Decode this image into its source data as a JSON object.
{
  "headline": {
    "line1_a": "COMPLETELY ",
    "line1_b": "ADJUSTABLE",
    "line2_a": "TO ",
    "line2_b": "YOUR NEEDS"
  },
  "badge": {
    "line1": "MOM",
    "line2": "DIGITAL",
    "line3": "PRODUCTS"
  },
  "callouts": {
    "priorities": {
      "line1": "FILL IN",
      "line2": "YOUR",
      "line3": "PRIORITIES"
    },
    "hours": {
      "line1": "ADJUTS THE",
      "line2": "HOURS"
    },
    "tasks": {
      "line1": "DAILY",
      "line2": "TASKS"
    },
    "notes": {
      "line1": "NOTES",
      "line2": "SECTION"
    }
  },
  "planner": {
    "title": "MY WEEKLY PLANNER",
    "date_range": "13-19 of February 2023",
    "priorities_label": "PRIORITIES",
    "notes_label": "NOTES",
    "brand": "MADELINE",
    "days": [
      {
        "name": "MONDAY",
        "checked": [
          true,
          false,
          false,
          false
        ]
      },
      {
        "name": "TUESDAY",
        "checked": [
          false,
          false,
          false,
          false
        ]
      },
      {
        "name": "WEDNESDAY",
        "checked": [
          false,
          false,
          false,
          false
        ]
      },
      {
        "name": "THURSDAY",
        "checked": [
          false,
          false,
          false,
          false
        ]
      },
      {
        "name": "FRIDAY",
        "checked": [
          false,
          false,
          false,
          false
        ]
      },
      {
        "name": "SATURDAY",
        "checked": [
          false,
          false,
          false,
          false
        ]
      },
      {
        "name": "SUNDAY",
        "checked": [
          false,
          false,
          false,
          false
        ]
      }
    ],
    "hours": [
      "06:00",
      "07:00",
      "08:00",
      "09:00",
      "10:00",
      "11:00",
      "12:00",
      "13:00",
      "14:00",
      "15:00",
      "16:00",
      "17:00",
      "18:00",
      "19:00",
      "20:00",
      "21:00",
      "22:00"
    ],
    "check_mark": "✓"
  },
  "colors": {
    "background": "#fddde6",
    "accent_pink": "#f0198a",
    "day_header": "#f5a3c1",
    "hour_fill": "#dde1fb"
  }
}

### Task objective
In the records above, tally the lines where the word "name" appears, and give the number and nothing else.

### Written answer
7